[start]
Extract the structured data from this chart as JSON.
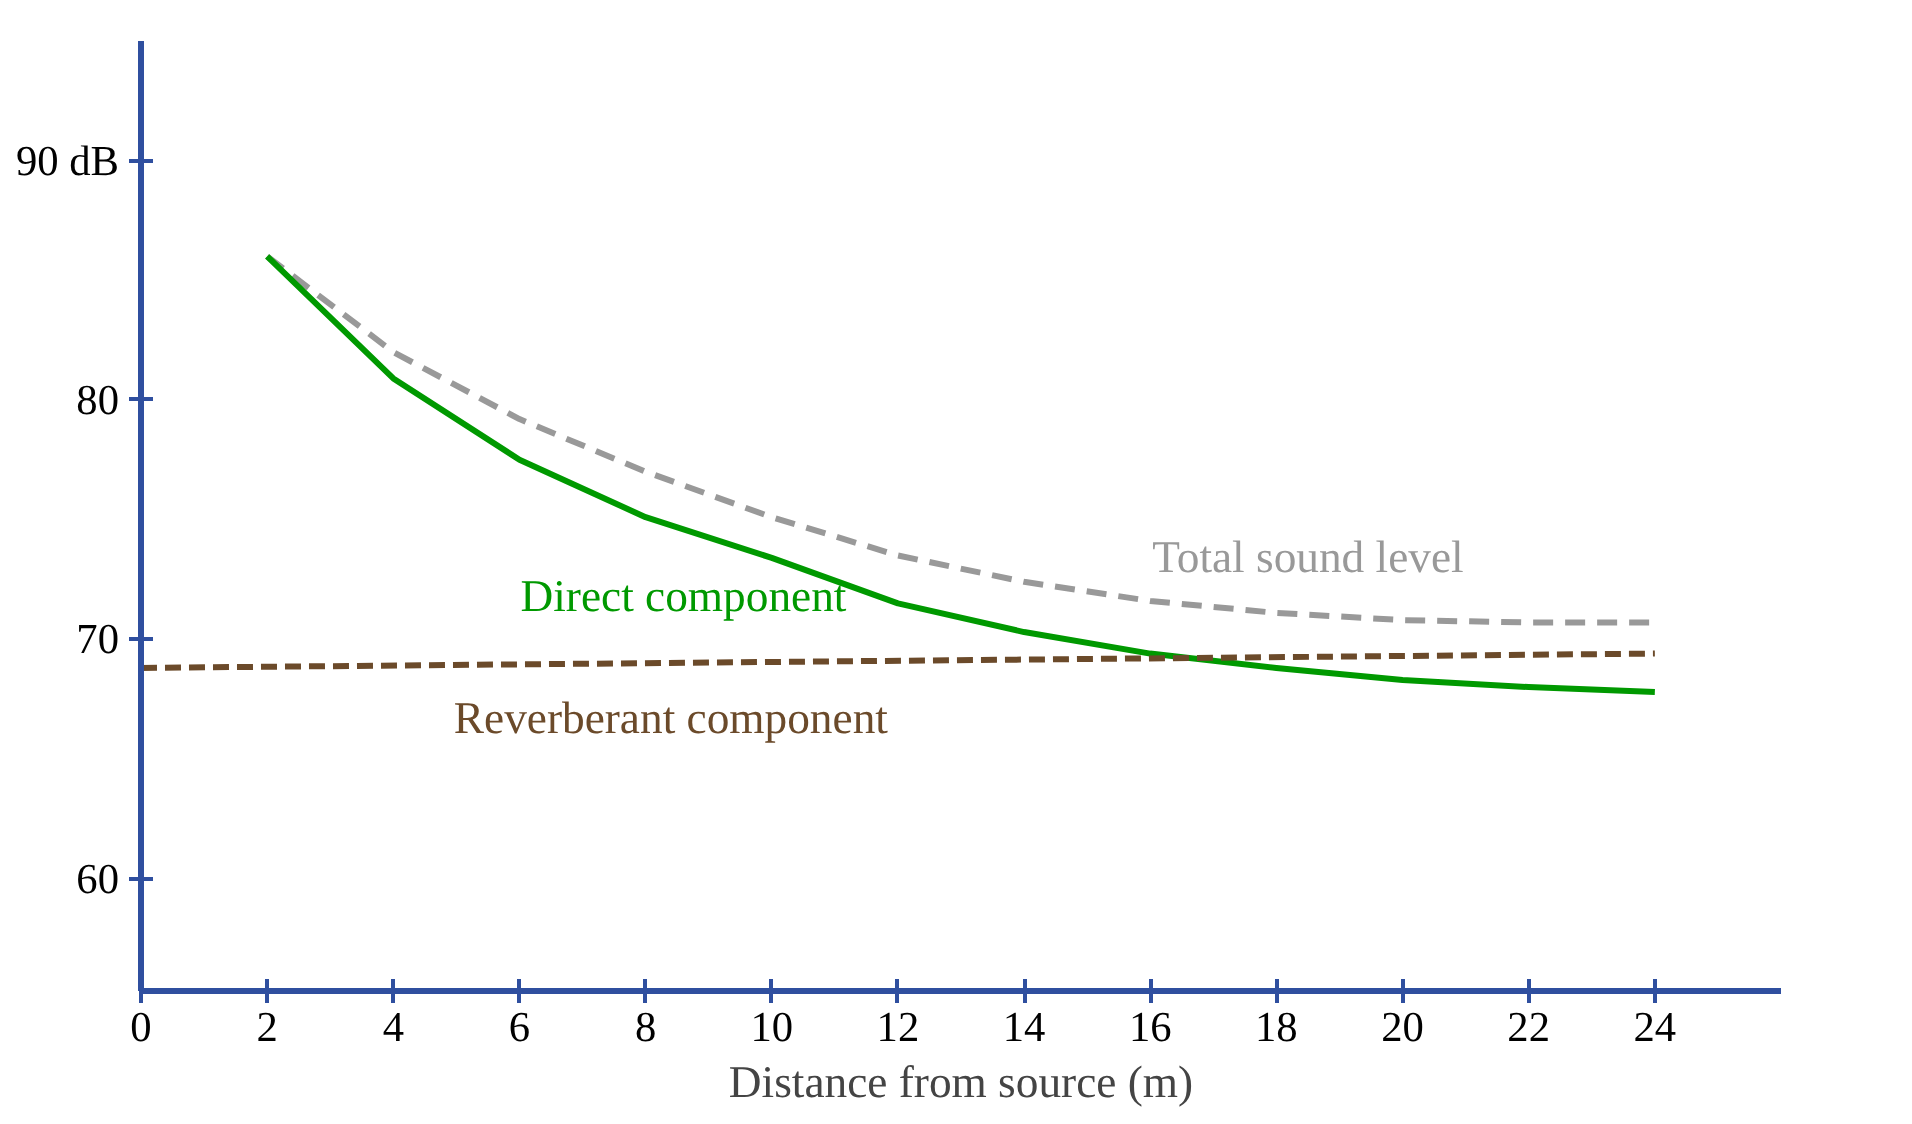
{
  "chart_data": {
    "type": "line",
    "xlabel": "Distance from source (m)",
    "xlim": [
      0,
      26
    ],
    "ylim": [
      55.3,
      95
    ],
    "xticks": [
      0,
      2,
      4,
      6,
      8,
      10,
      12,
      14,
      16,
      18,
      20,
      22,
      24
    ],
    "yticks": [
      60,
      70,
      80,
      {
        "value": 90,
        "label": "90 dB"
      }
    ],
    "grid": false,
    "marker": "none",
    "series": [
      {
        "name": "Total sound level",
        "color": "#999999",
        "line_style": "dashed",
        "x": [
          2,
          4,
          6,
          8,
          10,
          12,
          14,
          16,
          18,
          20,
          22,
          24
        ],
        "values": [
          86,
          82.0,
          79.2,
          77.0,
          75.1,
          73.5,
          72.4,
          71.6,
          71.1,
          70.8,
          70.7,
          70.7
        ]
      },
      {
        "name": "Direct component",
        "color": "#009900",
        "line_style": "solid",
        "x": [
          2,
          4,
          6,
          8,
          10,
          12,
          14,
          16,
          18,
          20,
          22,
          24
        ],
        "values": [
          86,
          80.9,
          77.5,
          75.1,
          73.4,
          71.5,
          70.3,
          69.4,
          68.8,
          68.3,
          68.0,
          67.8
        ]
      },
      {
        "name": "Reverberant component",
        "color": "#6b4a2a",
        "line_style": "dashed",
        "x": [
          0,
          24
        ],
        "values": [
          68.8,
          69.4
        ]
      }
    ]
  }
}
[end]
## [Instructions for the task]
Extract the entries in full, exactly as they are, minus the pictures.

## [Task result]
Extract the structured data from this chart as JSON.
{
  "chart_data": {
    "type": "line",
    "xlabel": "Distance from source (m)",
    "xlim": [
      0,
      26
    ],
    "ylim": [
      55.3,
      95
    ],
    "xticks": [
      0,
      2,
      4,
      6,
      8,
      10,
      12,
      14,
      16,
      18,
      20,
      22,
      24
    ],
    "yticks": [
      60,
      70,
      80,
      {
        "value": 90,
        "label": "90 dB"
      }
    ],
    "grid": false,
    "marker": "none",
    "series": [
      {
        "name": "Total sound level",
        "color": "#999999",
        "line_style": "dashed",
        "x": [
          2,
          4,
          6,
          8,
          10,
          12,
          14,
          16,
          18,
          20,
          22,
          24
        ],
        "values": [
          86,
          82.0,
          79.2,
          77.0,
          75.1,
          73.5,
          72.4,
          71.6,
          71.1,
          70.8,
          70.7,
          70.7
        ]
      },
      {
        "name": "Direct component",
        "color": "#009900",
        "line_style": "solid",
        "x": [
          2,
          4,
          6,
          8,
          10,
          12,
          14,
          16,
          18,
          20,
          22,
          24
        ],
        "values": [
          86,
          80.9,
          77.5,
          75.1,
          73.4,
          71.5,
          70.3,
          69.4,
          68.8,
          68.3,
          68.0,
          67.8
        ]
      },
      {
        "name": "Reverberant component",
        "color": "#6b4a2a",
        "line_style": "dashed",
        "x": [
          0,
          24
        ],
        "values": [
          68.8,
          69.4
        ]
      }
    ]
  }
}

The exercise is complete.